** GIVEN TASK **
Copy out each line exactly; pictures stay out of the copy.

(Stored entries)
# # #

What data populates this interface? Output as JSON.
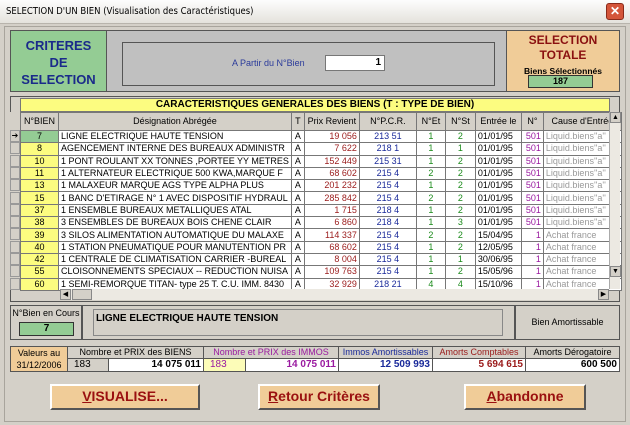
{
  "window": {
    "title": "SELECTION D'UN BIEN  (Visualisation des Caractéristiques)",
    "close_icon": "close-icon"
  },
  "criteria": {
    "title_lines": [
      "CRITERES",
      "DE",
      "SELECTION"
    ],
    "from_label": "A Partir du N°Bien",
    "from_value": "1"
  },
  "selection": {
    "title_lines": [
      "SELECTION",
      "TOTALE"
    ],
    "count_label": "Biens Sélectionnés",
    "count": "187"
  },
  "table": {
    "title": "CARACTERISTIQUES GENERALES DES BIENS (T : TYPE DE BIEN)",
    "columns": [
      "N°BIEN",
      "Désignation Abrégée",
      "T",
      "Prix Revient",
      "N°P.C.R.",
      "N°Et",
      "N°St",
      "Entrée le",
      "N°",
      "Cause d'Entrée"
    ],
    "rows": [
      [
        "7",
        "LIGNE ELECTRIQUE HAUTE TENSION",
        "A",
        "19 056",
        "213 51",
        "1",
        "2",
        "01/01/95",
        "501",
        "Liquid.biens''a''"
      ],
      [
        "8",
        "AGENCEMENT INTERNE DES BUREAUX ADMINISTR",
        "A",
        "7 622",
        "218 1",
        "1",
        "1",
        "01/01/95",
        "501",
        "Liquid.biens''a''"
      ],
      [
        "10",
        "1 PONT ROULANT XX TONNES ,PORTEE YY METRES",
        "A",
        "152 449",
        "215 31",
        "1",
        "2",
        "01/01/95",
        "501",
        "Liquid.biens''a''"
      ],
      [
        "11",
        "1 ALTERNATEUR  ELECTRIQUE 500 KWA,MARQUE F",
        "A",
        "68 602",
        "215 4",
        "2",
        "2",
        "01/01/95",
        "501",
        "Liquid.biens''a''"
      ],
      [
        "13",
        "1 MALAXEUR MARQUE AGS TYPE ALPHA PLUS",
        "A",
        "201 232",
        "215 4",
        "1",
        "2",
        "01/01/95",
        "501",
        "Liquid.biens''a''"
      ],
      [
        "15",
        "1 BANC D'ETIRAGE N° 1 AVEC DISPOSITIF HYDRAUL",
        "A",
        "285 842",
        "215 4",
        "2",
        "2",
        "01/01/95",
        "501",
        "Liquid.biens''a''"
      ],
      [
        "37",
        "1 ENSEMBLE BUREAUX METALLIQUES ATAL",
        "A",
        "1 715",
        "218 4",
        "1",
        "2",
        "01/01/95",
        "501",
        "Liquid.biens''a''"
      ],
      [
        "38",
        "3 ENSEMBLES DE BUREAUX BOIS CHENE CLAIR",
        "A",
        "6 860",
        "218 4",
        "1",
        "3",
        "01/01/95",
        "501",
        "Liquid.biens''a''"
      ],
      [
        "39",
        "3 SILOS ALIMENTATION AUTOMATIQUE DU MALAXE",
        "A",
        "114 337",
        "215 4",
        "2",
        "2",
        "15/04/95",
        "1",
        "Achat france"
      ],
      [
        "40",
        "1 STATION PNEUMATIQUE POUR MANUTENTION PR",
        "A",
        "68 602",
        "215 4",
        "1",
        "2",
        "12/05/95",
        "1",
        "Achat france"
      ],
      [
        "42",
        "1 CENTRALE DE CLIMATISATION CARRIER -BUREAL",
        "A",
        "8 004",
        "215 4",
        "1",
        "1",
        "30/06/95",
        "1",
        "Achat france"
      ],
      [
        "55",
        "CLOISONNEMENTS SPECIAUX  -- REDUCTION NUISA",
        "A",
        "109 763",
        "215 4",
        "1",
        "2",
        "15/05/96",
        "1",
        "Achat france"
      ],
      [
        "60",
        "1 SEMI-REMORQUE TITAN- type 25 T. C.U. IMM. 8430",
        "A",
        "32 929",
        "218 21",
        "4",
        "4",
        "15/10/96",
        "1",
        "Achat france"
      ]
    ]
  },
  "current": {
    "label": "N°Bien en Cours",
    "value": "7",
    "designation": "LIGNE ELECTRIQUE HAUTE TENSION",
    "status": "Bien Amortissable"
  },
  "values": {
    "date_lines": [
      "Valeurs au",
      "31/12/2006"
    ],
    "biens": {
      "header": "Nombre et PRIX des BIENS",
      "count": "183",
      "amount": "14 075 011"
    },
    "immos": {
      "header": "Nombre et PRIX des IMMOS",
      "count": "183",
      "amount": "14 075 011"
    },
    "amortissables": {
      "header": "Immos Amortissables",
      "amount": "12 509 993"
    },
    "comptables": {
      "header": "Amorts Comptables",
      "amount": "5 694 615"
    },
    "derogatoire": {
      "header": "Amorts Dérogatoire",
      "amount": "600 500"
    }
  },
  "buttons": {
    "visualise": {
      "first": "V",
      "rest": "ISUALISE..."
    },
    "retour": {
      "first": "R",
      "rest": "etour Critères"
    },
    "abandonne": {
      "first": "A",
      "rest": "bandonne"
    }
  },
  "colors": {
    "green": "#94cc94",
    "yellow": "#fcfc80",
    "orange": "#f0cc98",
    "red_text": "#9a1a1a",
    "blue_text": "#1a2a9a"
  }
}
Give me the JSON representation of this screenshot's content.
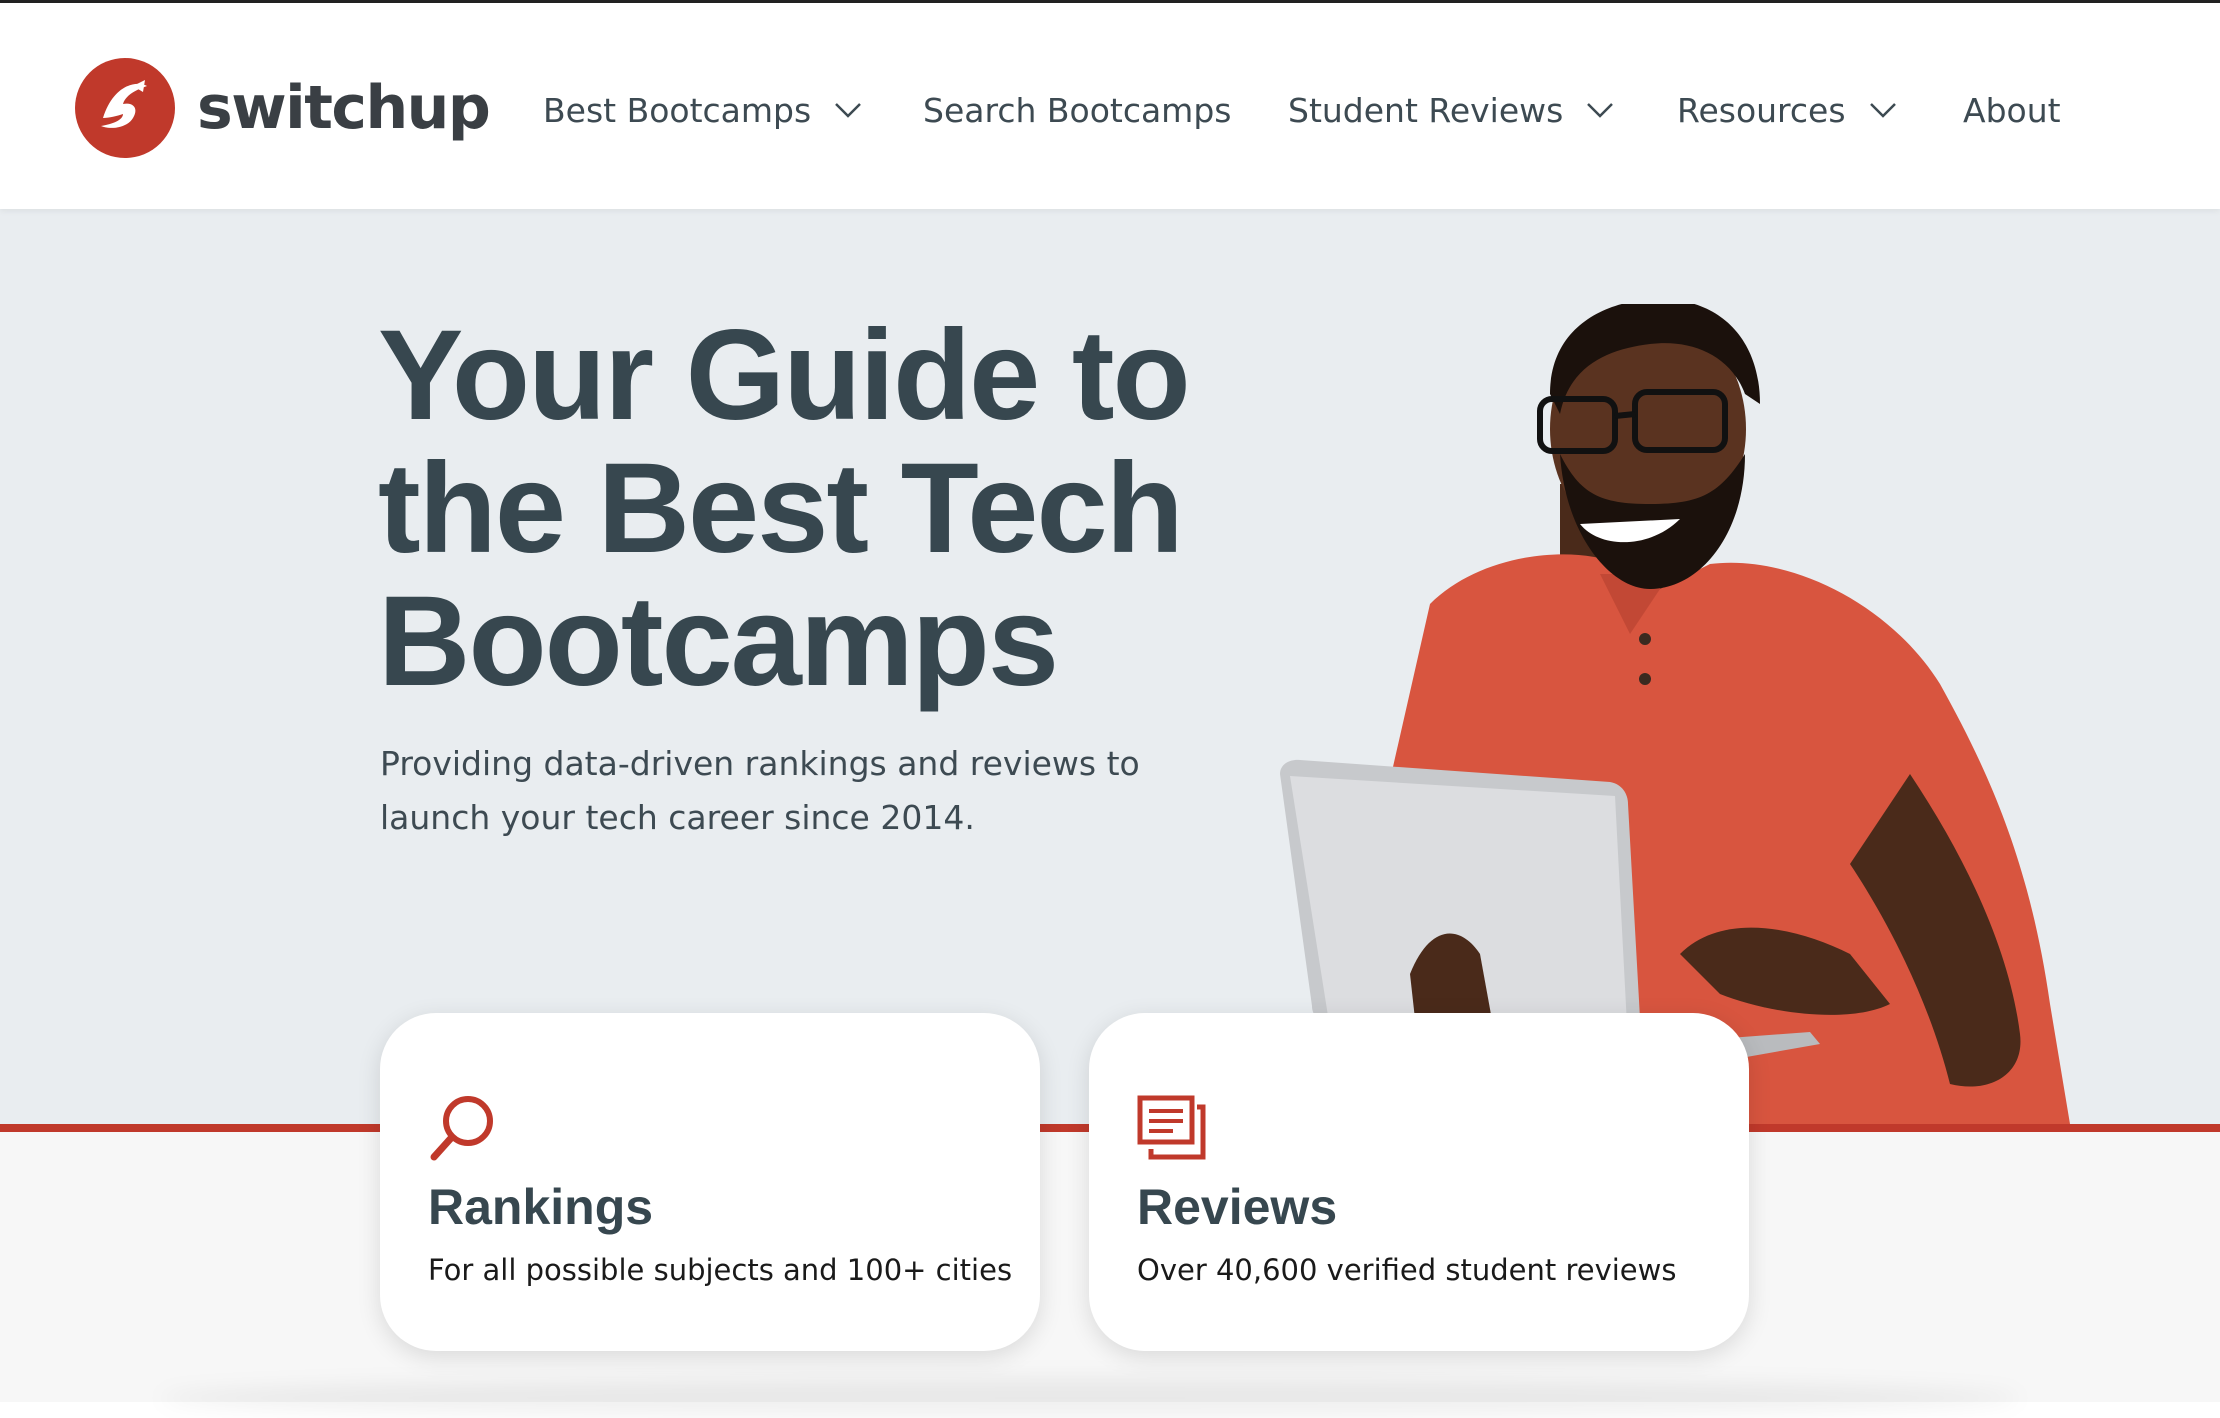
{
  "brand": {
    "name": "switchup",
    "accent_color": "#c0392b",
    "text_color": "#37474f"
  },
  "nav": {
    "items": [
      {
        "label": "Best Bootcamps",
        "has_dropdown": true
      },
      {
        "label": "Search Bootcamps",
        "has_dropdown": false
      },
      {
        "label": "Student Reviews",
        "has_dropdown": true
      },
      {
        "label": "Resources",
        "has_dropdown": true
      },
      {
        "label": "About",
        "has_dropdown": false
      }
    ]
  },
  "hero": {
    "title_lines": [
      "Your Guide to",
      "the Best Tech",
      "Bootcamps"
    ],
    "subtitle_lines": [
      "Providing data-driven rankings and reviews to",
      "launch your tech career since 2014."
    ],
    "image": "smiling-man-with-laptop"
  },
  "cards": [
    {
      "icon": "search-icon",
      "title": "Rankings",
      "description": "For all possible subjects and 100+ cities"
    },
    {
      "icon": "reviews-icon",
      "title": "Reviews",
      "description": "Over 40,600 verified student reviews"
    }
  ]
}
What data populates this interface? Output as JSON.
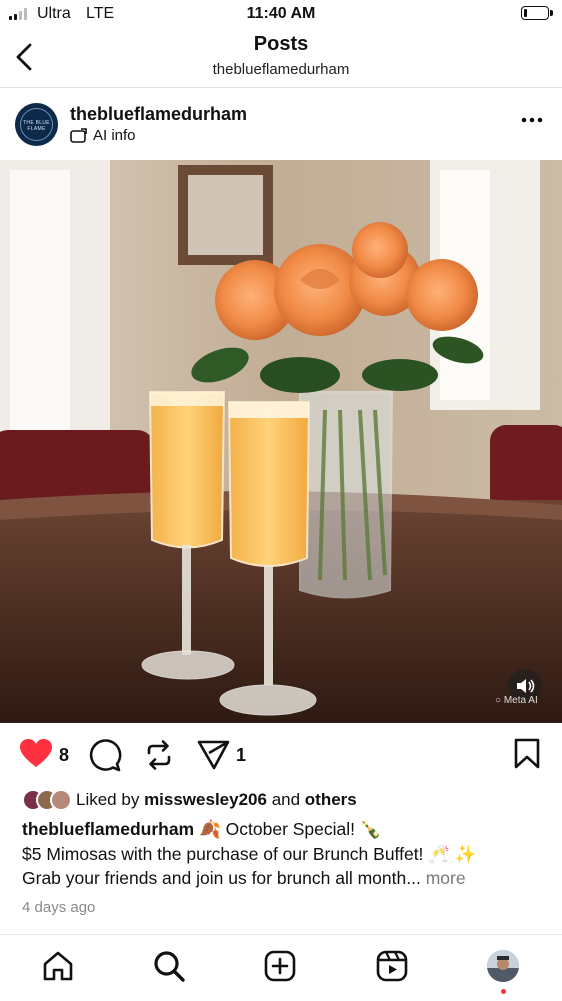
{
  "status_bar": {
    "carrier": "Ultra",
    "network": "LTE",
    "time": "11:40 AM",
    "battery_level": 0.12
  },
  "header": {
    "title": "Posts",
    "subtitle": "theblueflamedurham"
  },
  "post": {
    "username": "theblueflamedurham",
    "ai_info_label": "AI info",
    "avatar_text": "THE BLUE FLAME",
    "image_watermark": "Meta AI",
    "likes_count": "8",
    "shares_count": "1",
    "liked_by": {
      "prefix": "Liked by",
      "user": "misswesley206",
      "middle": "and",
      "suffix": "others"
    },
    "caption": {
      "username": "theblueflamedurham",
      "line1": "🍂 October Special! 🍾",
      "line2": "$5 Mimosas with the purchase of our Brunch Buffet! 🥂 ✨",
      "line3": "Grab your friends and join us for brunch all month...",
      "more_label": "more"
    },
    "time_ago": "4 days ago"
  },
  "icons": {
    "back": "back-arrow-icon",
    "more": "more-dots-icon",
    "like": "heart-icon",
    "comment": "comment-icon",
    "repost": "repost-icon",
    "share": "send-icon",
    "save": "bookmark-icon",
    "home": "home-icon",
    "search": "search-icon",
    "create": "plus-square-icon",
    "reels": "reels-icon"
  },
  "colors": {
    "like_red": "#ff3040",
    "text": "#111111",
    "muted": "#8a8a8a"
  }
}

# # #

** REPLY **
What data populates this interface? Output as JSON.
{
  "window": {
    "title": "SELECTION D'UN BIEN  (Visualisation des Caractéristiques)",
    "close_icon": "close-icon"
  },
  "criteria": {
    "title_lines": [
      "CRITERES",
      "DE",
      "SELECTION"
    ],
    "from_label": "A Partir du N°Bien",
    "from_value": "1"
  },
  "selection": {
    "title_lines": [
      "SELECTION",
      "TOTALE"
    ],
    "count_label": "Biens Sélectionnés",
    "count": "187"
  },
  "table": {
    "title": "CARACTERISTIQUES GENERALES DES BIENS (T : TYPE DE BIEN)",
    "columns": [
      "N°BIEN",
      "Désignation Abrégée",
      "T",
      "Prix Revient",
      "N°P.C.R.",
      "N°Et",
      "N°St",
      "Entrée le",
      "N°",
      "Cause d'Entrée"
    ],
    "rows": [
      [
        "7",
        "LIGNE ELECTRIQUE HAUTE TENSION",
        "A",
        "19 056",
        "213 51",
        "1",
        "2",
        "01/01/95",
        "501",
        "Liquid.biens''a''"
      ],
      [
        "8",
        "AGENCEMENT INTERNE DES BUREAUX ADMINISTR",
        "A",
        "7 622",
        "218 1",
        "1",
        "1",
        "01/01/95",
        "501",
        "Liquid.biens''a''"
      ],
      [
        "10",
        "1 PONT ROULANT XX TONNES ,PORTEE YY METRES",
        "A",
        "152 449",
        "215 31",
        "1",
        "2",
        "01/01/95",
        "501",
        "Liquid.biens''a''"
      ],
      [
        "11",
        "1 ALTERNATEUR  ELECTRIQUE 500 KWA,MARQUE F",
        "A",
        "68 602",
        "215 4",
        "2",
        "2",
        "01/01/95",
        "501",
        "Liquid.biens''a''"
      ],
      [
        "13",
        "1 MALAXEUR MARQUE AGS TYPE ALPHA PLUS",
        "A",
        "201 232",
        "215 4",
        "1",
        "2",
        "01/01/95",
        "501",
        "Liquid.biens''a''"
      ],
      [
        "15",
        "1 BANC D'ETIRAGE N° 1 AVEC DISPOSITIF HYDRAUL",
        "A",
        "285 842",
        "215 4",
        "2",
        "2",
        "01/01/95",
        "501",
        "Liquid.biens''a''"
      ],
      [
        "37",
        "1 ENSEMBLE BUREAUX METALLIQUES ATAL",
        "A",
        "1 715",
        "218 4",
        "1",
        "2",
        "01/01/95",
        "501",
        "Liquid.biens''a''"
      ],
      [
        "38",
        "3 ENSEMBLES DE BUREAUX BOIS CHENE CLAIR",
        "A",
        "6 860",
        "218 4",
        "1",
        "3",
        "01/01/95",
        "501",
        "Liquid.biens''a''"
      ],
      [
        "39",
        "3 SILOS ALIMENTATION AUTOMATIQUE DU MALAXE",
        "A",
        "114 337",
        "215 4",
        "2",
        "2",
        "15/04/95",
        "1",
        "Achat france"
      ],
      [
        "40",
        "1 STATION PNEUMATIQUE POUR MANUTENTION PR",
        "A",
        "68 602",
        "215 4",
        "1",
        "2",
        "12/05/95",
        "1",
        "Achat france"
      ],
      [
        "42",
        "1 CENTRALE DE CLIMATISATION CARRIER -BUREAL",
        "A",
        "8 004",
        "215 4",
        "1",
        "1",
        "30/06/95",
        "1",
        "Achat france"
      ],
      [
        "55",
        "CLOISONNEMENTS SPECIAUX  -- REDUCTION NUISA",
        "A",
        "109 763",
        "215 4",
        "1",
        "2",
        "15/05/96",
        "1",
        "Achat france"
      ],
      [
        "60",
        "1 SEMI-REMORQUE TITAN- type 25 T. C.U. IMM. 8430",
        "A",
        "32 929",
        "218 21",
        "4",
        "4",
        "15/10/96",
        "1",
        "Achat france"
      ]
    ]
  },
  "current": {
    "label": "N°Bien en Cours",
    "value": "7",
    "designation": "LIGNE ELECTRIQUE HAUTE TENSION",
    "status": "Bien Amortissable"
  },
  "values": {
    "date_lines": [
      "Valeurs au",
      "31/12/2006"
    ],
    "biens": {
      "header": "Nombre et PRIX des BIENS",
      "count": "183",
      "amount": "14 075 011"
    },
    "immos": {
      "header": "Nombre et PRIX des IMMOS",
      "count": "183",
      "amount": "14 075 011"
    },
    "amortissables": {
      "header": "Immos Amortissables",
      "amount": "12 509 993"
    },
    "comptables": {
      "header": "Amorts Comptables",
      "amount": "5 694 615"
    },
    "derogatoire": {
      "header": "Amorts Dérogatoire",
      "amount": "600 500"
    }
  },
  "buttons": {
    "visualise": {
      "first": "V",
      "rest": "ISUALISE..."
    },
    "retour": {
      "first": "R",
      "rest": "etour Critères"
    },
    "abandonne": {
      "first": "A",
      "rest": "bandonne"
    }
  },
  "colors": {
    "green": "#94cc94",
    "yellow": "#fcfc80",
    "orange": "#f0cc98",
    "red_text": "#9a1a1a",
    "blue_text": "#1a2a9a"
  }
}
Give me the JSON representation of this screenshot's content.
{
  "brand": {
    "name": "switchup",
    "accent_color": "#c0392b",
    "text_color": "#37474f"
  },
  "nav": {
    "items": [
      {
        "label": "Best Bootcamps",
        "has_dropdown": true
      },
      {
        "label": "Search Bootcamps",
        "has_dropdown": false
      },
      {
        "label": "Student Reviews",
        "has_dropdown": true
      },
      {
        "label": "Resources",
        "has_dropdown": true
      },
      {
        "label": "About",
        "has_dropdown": false
      }
    ]
  },
  "hero": {
    "title_lines": [
      "Your Guide to",
      "the Best Tech",
      "Bootcamps"
    ],
    "subtitle_lines": [
      "Providing data-driven rankings and reviews to",
      "launch your tech career since 2014."
    ],
    "image": "smiling-man-with-laptop"
  },
  "cards": [
    {
      "icon": "search-icon",
      "title": "Rankings",
      "description": "For all possible subjects and 100+ cities"
    },
    {
      "icon": "reviews-icon",
      "title": "Reviews",
      "description": "Over 40,600 verified student reviews"
    }
  ]
}
What data populates this interface? Output as JSON.
{
  "status_bar": {
    "carrier": "Ultra",
    "network": "LTE",
    "time": "11:40 AM",
    "battery_level": 0.12
  },
  "header": {
    "title": "Posts",
    "subtitle": "theblueflamedurham"
  },
  "post": {
    "username": "theblueflamedurham",
    "ai_info_label": "AI info",
    "avatar_text": "THE BLUE FLAME",
    "image_watermark": "Meta AI",
    "likes_count": "8",
    "shares_count": "1",
    "liked_by": {
      "prefix": "Liked by",
      "user": "misswesley206",
      "middle": "and",
      "suffix": "others"
    },
    "caption": {
      "username": "theblueflamedurham",
      "line1": "🍂 October Special! 🍾",
      "line2": "$5 Mimosas with the purchase of our Brunch Buffet! 🥂 ✨",
      "line3": "Grab your friends and join us for brunch all month...",
      "more_label": "more"
    },
    "time_ago": "4 days ago"
  },
  "icons": {
    "back": "back-arrow-icon",
    "more": "more-dots-icon",
    "like": "heart-icon",
    "comment": "comment-icon",
    "repost": "repost-icon",
    "share": "send-icon",
    "save": "bookmark-icon",
    "home": "home-icon",
    "search": "search-icon",
    "create": "plus-square-icon",
    "reels": "reels-icon"
  },
  "colors": {
    "like_red": "#ff3040",
    "text": "#111111",
    "muted": "#8a8a8a"
  }
}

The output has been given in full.